_Exercise prompt_:
Quote every line as given.

— START OF Supplied data —

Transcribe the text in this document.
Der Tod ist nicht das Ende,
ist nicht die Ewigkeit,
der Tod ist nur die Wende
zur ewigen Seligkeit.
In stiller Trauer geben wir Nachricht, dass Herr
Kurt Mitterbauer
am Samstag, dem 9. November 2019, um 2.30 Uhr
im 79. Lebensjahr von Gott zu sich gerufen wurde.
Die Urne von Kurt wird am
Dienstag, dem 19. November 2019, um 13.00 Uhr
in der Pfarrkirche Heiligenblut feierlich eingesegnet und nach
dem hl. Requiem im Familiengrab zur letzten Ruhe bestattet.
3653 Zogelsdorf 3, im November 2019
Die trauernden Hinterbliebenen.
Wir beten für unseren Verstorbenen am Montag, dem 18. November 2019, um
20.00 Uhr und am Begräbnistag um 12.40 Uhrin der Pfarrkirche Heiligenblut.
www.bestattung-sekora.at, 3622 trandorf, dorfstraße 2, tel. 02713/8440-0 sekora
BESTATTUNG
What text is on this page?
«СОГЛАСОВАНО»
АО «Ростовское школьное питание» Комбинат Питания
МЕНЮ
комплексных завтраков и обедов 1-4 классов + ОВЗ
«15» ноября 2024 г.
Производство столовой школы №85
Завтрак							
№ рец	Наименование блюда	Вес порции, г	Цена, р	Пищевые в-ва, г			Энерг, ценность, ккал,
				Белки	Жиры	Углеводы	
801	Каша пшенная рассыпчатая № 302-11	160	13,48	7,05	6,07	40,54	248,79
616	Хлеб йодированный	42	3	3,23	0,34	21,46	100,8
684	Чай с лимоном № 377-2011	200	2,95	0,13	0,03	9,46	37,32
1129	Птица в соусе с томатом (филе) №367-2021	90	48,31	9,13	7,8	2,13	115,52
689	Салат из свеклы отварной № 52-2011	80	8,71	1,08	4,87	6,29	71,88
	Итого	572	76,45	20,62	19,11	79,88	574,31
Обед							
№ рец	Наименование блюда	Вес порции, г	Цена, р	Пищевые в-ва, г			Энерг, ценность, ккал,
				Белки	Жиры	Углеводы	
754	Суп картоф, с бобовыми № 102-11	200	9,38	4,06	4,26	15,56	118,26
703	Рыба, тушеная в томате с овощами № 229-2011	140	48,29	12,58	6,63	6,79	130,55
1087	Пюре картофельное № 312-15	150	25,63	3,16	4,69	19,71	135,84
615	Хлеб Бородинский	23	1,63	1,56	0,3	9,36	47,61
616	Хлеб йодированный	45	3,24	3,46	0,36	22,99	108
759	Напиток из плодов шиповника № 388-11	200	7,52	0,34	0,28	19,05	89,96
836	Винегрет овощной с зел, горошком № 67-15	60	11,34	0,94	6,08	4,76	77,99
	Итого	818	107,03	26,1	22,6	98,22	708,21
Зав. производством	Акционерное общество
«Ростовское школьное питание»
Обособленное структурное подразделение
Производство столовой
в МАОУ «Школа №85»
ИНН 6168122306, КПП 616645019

— END OF Supplied data —

_Full response_:
Transcribe the text in this document.
Der Tod ist nicht das Ende,
ist nicht die Ewigkeit,
der Tod ist nur die Wende
zur ewigen Seligkeit.
In stiller Trauer geben wir Nachricht, dass Herr
Kurt Mitterbauer
am Samstag, dem 9. November 2019, um 2.30 Uhr
im 79. Lebensjahr von Gott zu sich gerufen wurde.
Die Urne von Kurt wird am
Dienstag, dem 19. November 2019, um 13.00 Uhr
in der Pfarrkirche Heiligenblut feierlich eingesegnet und nach
dem hl. Requiem im Familiengrab zur letzten Ruhe bestattet.
3653 Zogelsdorf 3, im November 2019
Die trauernden Hinterbliebenen.
Wir beten für unseren Verstorbenen am Montag, dem 18. November 2019, um
20.00 Uhr und am Begräbnistag um 12.40 Uhrin der Pfarrkirche Heiligenblut.
www.bestattung-sekora.at, 3622 trandorf, dorfstraße 2, tel. 02713/8440-0 sekora
BESTATTUNG
What text is on this page?
«СОГЛАСОВАНО»
АО «Ростовское школьное питание» Комбинат Питания
МЕНЮ
комплексных завтраков и обедов 1-4 классов + ОВЗ
«15» ноября 2024 г.
Производство столовой школы №85
Завтрак							
№ рец	Наименование блюда	Вес порции, г	Цена, р	Пищевые в-ва, г			Энерг, ценность, ккал,
				Белки	Жиры	Углеводы	
801	Каша пшенная рассыпчатая № 302-11	160	13,48	7,05	6,07	40,54	248,79
616	Хлеб йодированный	42	3	3,23	0,34	21,46	100,8
684	Чай с лимоном № 377-2011	200	2,95	0,13	0,03	9,46	37,32
1129	Птица в соусе с томатом (филе) №367-2021	90	48,31	9,13	7,8	2,13	115,52
689	Салат из свеклы отварной № 52-2011	80	8,71	1,08	4,87	6,29	71,88
	Итого	572	76,45	20,62	19,11	79,88	574,31
Обед							
№ рец	Наименование блюда	Вес порции, г	Цена, р	Пищевые в-ва, г			Энерг, ценность, ккал,
				Белки	Жиры	Углеводы	
754	Суп картоф, с бобовыми № 102-11	200	9,38	4,06	4,26	15,56	118,26
703	Рыба, тушеная в томате с овощами № 229-2011	140	48,29	12,58	6,63	6,79	130,55
1087	Пюре картофельное № 312-15	150	25,63	3,16	4,69	19,71	135,84
615	Хлеб Бородинский	23	1,63	1,56	0,3	9,36	47,61
616	Хлеб йодированный	45	3,24	3,46	0,36	22,99	108
759	Напиток из плодов шиповника № 388-11	200	7,52	0,34	0,28	19,05	89,96
836	Винегрет овощной с зел, горошком № 67-15	60	11,34	0,94	6,08	4,76	77,99
	Итого	818	107,03	26,1	22,6	98,22	708,21
Зав. производством	Акционерное общество
«Ростовское школьное питание»
Обособленное структурное подразделение
Производство столовой
в МАОУ «Школа №85»
ИНН 6168122306, КПП 616645019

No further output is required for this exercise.